### STATED TASK
Report back each line of the records that contains the string "области".

── DATA LINES ──

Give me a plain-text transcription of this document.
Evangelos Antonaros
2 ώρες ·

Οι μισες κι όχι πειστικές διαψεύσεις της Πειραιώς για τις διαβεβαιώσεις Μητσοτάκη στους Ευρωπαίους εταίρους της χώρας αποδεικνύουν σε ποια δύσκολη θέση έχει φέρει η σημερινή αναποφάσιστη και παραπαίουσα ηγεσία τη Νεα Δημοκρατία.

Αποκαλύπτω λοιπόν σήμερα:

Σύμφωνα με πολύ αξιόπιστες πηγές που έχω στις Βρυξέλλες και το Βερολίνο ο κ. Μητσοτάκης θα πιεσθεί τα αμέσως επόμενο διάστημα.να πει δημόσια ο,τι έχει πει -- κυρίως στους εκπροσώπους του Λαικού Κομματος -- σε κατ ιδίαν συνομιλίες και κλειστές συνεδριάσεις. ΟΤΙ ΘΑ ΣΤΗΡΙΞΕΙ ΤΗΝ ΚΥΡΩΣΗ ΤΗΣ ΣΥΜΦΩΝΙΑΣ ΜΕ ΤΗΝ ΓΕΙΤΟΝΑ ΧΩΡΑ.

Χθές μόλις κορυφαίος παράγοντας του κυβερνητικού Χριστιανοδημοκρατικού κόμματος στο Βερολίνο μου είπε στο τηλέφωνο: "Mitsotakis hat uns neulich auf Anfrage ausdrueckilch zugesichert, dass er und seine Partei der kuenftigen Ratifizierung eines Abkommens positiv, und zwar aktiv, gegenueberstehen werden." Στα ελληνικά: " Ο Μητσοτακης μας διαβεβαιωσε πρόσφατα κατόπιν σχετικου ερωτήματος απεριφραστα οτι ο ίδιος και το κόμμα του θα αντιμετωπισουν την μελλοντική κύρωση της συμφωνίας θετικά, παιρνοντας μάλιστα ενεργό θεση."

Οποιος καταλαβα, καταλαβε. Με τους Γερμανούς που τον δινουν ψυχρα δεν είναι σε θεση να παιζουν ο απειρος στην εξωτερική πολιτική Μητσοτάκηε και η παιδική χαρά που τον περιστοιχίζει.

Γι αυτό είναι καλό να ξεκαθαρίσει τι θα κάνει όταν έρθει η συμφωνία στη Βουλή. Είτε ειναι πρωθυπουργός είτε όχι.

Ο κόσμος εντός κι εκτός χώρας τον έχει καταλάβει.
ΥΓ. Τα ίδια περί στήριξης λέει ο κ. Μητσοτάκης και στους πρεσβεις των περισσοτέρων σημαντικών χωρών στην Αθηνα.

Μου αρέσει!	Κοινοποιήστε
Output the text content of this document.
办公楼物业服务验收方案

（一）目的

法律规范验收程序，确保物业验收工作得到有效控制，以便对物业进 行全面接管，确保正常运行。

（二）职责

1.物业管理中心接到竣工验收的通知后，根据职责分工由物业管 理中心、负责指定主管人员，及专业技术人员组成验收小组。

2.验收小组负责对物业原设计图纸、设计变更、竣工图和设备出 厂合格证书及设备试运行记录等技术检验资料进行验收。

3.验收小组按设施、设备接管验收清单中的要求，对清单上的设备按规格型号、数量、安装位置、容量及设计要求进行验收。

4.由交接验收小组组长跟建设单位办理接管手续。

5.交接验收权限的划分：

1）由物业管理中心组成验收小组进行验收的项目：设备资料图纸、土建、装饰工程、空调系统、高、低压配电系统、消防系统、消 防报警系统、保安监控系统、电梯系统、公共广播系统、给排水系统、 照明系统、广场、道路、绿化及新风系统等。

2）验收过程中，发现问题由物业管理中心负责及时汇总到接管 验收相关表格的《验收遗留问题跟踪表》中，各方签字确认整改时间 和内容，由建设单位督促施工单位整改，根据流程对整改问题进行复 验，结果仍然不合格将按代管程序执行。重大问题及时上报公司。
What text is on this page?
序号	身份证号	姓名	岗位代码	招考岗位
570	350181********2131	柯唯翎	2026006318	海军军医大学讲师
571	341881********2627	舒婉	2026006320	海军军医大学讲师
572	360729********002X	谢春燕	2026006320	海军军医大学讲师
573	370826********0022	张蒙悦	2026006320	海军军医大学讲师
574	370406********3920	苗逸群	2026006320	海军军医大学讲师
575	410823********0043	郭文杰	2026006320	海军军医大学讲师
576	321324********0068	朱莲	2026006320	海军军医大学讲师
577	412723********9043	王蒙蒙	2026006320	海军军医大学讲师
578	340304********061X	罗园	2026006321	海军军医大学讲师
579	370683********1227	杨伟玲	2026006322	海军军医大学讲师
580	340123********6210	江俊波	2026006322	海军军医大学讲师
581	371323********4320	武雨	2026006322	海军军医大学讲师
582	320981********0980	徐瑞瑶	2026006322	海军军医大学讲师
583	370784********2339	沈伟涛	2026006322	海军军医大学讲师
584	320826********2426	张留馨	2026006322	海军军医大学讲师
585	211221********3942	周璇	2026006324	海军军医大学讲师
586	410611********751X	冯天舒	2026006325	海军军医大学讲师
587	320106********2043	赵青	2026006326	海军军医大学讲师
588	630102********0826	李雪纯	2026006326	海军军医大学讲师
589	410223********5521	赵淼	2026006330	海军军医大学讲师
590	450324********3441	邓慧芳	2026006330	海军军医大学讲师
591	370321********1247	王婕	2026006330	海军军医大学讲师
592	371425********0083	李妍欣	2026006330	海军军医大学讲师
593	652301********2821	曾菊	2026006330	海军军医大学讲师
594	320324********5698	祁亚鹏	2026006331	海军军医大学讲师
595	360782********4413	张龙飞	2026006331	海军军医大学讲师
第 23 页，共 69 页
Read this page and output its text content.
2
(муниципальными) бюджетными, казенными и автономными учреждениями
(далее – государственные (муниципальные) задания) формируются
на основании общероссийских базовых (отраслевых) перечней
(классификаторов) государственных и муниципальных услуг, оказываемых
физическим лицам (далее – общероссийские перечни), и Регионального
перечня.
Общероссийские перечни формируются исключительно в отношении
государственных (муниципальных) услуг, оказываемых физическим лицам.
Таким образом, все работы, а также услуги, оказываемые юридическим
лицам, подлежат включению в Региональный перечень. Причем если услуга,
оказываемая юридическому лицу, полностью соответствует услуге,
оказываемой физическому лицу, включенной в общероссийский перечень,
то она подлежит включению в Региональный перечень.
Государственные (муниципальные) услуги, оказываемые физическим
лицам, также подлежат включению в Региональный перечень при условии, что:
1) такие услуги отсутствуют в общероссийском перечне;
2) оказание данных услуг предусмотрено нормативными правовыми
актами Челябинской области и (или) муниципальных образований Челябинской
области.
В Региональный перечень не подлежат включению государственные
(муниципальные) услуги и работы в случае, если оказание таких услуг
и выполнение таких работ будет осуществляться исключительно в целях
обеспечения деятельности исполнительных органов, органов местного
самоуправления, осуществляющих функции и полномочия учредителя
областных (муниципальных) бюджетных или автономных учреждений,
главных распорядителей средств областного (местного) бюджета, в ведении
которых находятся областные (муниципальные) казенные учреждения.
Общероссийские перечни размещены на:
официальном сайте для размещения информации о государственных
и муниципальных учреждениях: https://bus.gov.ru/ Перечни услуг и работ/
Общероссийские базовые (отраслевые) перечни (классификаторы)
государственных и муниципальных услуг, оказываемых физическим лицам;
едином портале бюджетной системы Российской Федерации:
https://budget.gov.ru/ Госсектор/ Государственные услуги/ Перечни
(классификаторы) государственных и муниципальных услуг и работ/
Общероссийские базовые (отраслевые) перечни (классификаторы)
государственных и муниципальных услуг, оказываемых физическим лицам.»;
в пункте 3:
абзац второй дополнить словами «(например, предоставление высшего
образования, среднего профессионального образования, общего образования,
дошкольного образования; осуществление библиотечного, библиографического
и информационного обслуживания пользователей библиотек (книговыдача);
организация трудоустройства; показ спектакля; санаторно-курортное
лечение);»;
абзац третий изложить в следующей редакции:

───

### SOLVED EXERCISE
актами Челябинской области и (или) муниципальных образований Челябинской
области.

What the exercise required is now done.